▶ **Provided data**
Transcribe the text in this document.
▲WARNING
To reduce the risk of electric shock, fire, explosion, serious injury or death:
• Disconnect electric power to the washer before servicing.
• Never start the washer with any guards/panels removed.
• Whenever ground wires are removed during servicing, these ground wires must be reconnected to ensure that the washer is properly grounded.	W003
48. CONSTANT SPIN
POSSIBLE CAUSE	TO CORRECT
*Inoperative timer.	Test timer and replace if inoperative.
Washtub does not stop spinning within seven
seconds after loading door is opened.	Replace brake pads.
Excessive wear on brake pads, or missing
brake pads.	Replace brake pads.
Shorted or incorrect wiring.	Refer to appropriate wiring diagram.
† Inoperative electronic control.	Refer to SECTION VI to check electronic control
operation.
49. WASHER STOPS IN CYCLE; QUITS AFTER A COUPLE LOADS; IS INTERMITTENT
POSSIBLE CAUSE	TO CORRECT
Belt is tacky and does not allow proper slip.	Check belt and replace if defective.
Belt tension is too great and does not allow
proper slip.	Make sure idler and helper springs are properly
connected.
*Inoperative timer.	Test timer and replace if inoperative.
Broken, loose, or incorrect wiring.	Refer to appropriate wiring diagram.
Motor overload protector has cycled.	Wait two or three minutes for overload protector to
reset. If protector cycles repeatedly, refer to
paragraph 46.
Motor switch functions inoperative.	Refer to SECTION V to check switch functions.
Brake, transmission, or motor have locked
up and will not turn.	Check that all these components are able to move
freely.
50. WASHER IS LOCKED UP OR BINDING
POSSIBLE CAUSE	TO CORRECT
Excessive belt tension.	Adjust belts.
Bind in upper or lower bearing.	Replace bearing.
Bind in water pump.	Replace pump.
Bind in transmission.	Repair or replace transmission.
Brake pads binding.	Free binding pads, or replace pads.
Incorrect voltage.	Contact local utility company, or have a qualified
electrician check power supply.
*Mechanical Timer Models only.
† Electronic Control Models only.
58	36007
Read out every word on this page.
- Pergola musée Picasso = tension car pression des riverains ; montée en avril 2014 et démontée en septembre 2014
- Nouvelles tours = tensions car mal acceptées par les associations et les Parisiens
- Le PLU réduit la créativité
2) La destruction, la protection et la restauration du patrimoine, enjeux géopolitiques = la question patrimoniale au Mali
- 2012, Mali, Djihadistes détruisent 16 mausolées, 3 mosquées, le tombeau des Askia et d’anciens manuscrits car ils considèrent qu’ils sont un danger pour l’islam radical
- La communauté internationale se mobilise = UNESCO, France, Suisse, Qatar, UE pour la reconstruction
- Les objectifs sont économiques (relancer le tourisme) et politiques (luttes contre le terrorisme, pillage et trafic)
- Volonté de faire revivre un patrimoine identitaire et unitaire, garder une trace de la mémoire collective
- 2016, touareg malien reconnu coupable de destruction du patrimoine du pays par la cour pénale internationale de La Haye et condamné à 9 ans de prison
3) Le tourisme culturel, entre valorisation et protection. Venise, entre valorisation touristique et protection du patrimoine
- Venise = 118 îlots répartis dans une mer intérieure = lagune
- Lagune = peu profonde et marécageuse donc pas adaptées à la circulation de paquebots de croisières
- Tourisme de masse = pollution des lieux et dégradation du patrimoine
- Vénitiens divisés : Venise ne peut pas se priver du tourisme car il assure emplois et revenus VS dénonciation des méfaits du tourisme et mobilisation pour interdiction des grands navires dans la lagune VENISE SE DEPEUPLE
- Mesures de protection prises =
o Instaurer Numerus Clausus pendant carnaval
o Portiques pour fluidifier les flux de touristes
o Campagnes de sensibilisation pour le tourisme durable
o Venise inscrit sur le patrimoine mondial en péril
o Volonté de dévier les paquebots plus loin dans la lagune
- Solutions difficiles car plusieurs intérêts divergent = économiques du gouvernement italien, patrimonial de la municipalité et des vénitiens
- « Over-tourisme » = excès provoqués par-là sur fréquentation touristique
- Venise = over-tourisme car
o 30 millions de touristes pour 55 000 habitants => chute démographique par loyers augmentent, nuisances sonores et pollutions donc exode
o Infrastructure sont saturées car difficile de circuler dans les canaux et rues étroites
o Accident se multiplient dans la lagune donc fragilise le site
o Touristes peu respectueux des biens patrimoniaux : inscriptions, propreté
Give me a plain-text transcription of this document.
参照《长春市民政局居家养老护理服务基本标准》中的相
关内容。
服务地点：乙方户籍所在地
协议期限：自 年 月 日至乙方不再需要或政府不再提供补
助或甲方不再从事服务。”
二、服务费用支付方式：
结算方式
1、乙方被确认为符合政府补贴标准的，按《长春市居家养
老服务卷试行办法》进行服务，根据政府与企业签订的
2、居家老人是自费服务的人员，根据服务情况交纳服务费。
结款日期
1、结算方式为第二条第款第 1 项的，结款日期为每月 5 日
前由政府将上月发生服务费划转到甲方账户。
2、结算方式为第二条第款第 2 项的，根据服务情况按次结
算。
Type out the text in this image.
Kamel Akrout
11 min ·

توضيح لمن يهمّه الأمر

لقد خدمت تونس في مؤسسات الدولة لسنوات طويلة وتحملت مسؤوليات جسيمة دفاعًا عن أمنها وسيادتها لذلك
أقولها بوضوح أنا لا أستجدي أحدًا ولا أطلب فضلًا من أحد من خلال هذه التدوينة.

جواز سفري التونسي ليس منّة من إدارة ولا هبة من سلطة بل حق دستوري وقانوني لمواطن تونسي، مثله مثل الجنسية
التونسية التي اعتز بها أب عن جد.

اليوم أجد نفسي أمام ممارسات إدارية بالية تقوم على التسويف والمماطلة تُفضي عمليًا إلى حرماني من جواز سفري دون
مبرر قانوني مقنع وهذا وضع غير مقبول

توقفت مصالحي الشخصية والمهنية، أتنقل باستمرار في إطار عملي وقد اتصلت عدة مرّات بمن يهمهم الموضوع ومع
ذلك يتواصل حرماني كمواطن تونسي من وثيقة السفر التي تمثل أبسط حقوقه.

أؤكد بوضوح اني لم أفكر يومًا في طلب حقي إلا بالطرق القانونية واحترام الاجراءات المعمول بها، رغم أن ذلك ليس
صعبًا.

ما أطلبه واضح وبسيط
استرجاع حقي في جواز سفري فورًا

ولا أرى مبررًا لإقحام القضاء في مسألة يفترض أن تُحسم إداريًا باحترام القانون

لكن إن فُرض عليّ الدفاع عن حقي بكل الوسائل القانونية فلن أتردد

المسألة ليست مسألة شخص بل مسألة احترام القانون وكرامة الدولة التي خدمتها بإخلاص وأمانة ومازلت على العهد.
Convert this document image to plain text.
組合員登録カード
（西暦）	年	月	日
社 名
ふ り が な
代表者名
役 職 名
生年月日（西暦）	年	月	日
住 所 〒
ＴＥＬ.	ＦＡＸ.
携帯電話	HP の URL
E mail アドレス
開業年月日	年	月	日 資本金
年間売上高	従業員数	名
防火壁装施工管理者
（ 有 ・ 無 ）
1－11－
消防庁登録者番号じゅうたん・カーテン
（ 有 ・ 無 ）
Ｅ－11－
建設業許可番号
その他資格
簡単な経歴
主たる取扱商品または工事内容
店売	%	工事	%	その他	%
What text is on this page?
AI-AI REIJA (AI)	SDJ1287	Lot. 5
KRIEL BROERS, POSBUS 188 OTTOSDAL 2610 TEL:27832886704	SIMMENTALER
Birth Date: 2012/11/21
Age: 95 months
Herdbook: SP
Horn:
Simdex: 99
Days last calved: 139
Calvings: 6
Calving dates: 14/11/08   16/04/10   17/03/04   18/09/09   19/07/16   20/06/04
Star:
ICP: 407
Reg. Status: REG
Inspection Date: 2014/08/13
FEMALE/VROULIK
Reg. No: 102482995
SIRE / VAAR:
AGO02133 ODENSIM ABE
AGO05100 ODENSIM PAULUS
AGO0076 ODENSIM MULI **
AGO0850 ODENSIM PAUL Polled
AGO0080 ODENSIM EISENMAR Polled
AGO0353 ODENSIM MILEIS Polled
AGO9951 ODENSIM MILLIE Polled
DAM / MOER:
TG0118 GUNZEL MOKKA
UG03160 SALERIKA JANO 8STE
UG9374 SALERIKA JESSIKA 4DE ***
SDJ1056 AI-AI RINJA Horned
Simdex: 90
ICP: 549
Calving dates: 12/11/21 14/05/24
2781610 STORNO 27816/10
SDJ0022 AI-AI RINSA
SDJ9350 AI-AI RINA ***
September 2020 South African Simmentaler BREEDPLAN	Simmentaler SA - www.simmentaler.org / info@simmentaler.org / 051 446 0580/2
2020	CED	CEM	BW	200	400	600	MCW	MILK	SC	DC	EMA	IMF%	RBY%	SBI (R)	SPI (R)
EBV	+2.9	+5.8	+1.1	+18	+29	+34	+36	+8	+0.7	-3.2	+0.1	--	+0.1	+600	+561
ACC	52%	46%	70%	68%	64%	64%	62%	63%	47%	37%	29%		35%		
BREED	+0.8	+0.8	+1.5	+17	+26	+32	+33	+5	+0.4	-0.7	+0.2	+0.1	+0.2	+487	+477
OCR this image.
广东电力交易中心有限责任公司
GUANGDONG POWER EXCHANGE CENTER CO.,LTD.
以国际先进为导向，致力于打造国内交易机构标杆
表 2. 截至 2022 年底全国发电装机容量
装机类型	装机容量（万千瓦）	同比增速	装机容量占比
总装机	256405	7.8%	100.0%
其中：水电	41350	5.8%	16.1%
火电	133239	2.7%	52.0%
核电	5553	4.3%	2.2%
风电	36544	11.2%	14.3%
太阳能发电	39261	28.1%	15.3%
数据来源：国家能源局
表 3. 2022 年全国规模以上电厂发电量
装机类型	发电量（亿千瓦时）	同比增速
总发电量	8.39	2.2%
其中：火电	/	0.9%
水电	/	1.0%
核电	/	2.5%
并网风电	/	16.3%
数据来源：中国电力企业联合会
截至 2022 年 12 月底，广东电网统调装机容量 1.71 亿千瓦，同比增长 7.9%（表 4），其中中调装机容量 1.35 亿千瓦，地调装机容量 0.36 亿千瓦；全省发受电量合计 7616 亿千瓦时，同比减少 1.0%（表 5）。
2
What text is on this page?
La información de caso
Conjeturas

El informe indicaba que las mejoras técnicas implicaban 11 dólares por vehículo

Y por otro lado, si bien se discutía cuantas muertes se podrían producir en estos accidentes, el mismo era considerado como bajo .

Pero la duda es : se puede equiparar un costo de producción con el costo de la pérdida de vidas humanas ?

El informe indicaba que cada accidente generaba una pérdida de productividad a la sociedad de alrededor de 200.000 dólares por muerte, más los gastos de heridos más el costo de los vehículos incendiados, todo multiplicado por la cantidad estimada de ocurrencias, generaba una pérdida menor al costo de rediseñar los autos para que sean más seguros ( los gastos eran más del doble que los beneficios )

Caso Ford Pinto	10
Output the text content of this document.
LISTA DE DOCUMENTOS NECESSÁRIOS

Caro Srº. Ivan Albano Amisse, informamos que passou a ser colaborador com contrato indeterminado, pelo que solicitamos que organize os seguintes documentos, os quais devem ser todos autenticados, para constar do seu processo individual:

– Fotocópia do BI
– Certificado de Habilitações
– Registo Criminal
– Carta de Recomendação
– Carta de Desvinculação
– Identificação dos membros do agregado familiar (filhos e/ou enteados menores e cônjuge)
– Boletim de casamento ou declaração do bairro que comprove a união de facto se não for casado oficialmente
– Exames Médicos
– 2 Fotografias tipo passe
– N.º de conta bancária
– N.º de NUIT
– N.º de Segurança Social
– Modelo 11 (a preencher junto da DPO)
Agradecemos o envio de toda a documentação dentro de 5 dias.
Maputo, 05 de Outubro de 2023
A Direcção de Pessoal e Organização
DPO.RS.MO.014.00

▶ **Challenge**
State how many lines in the records above contain the word "informe", and give only that number.

▶ **Expected output**
2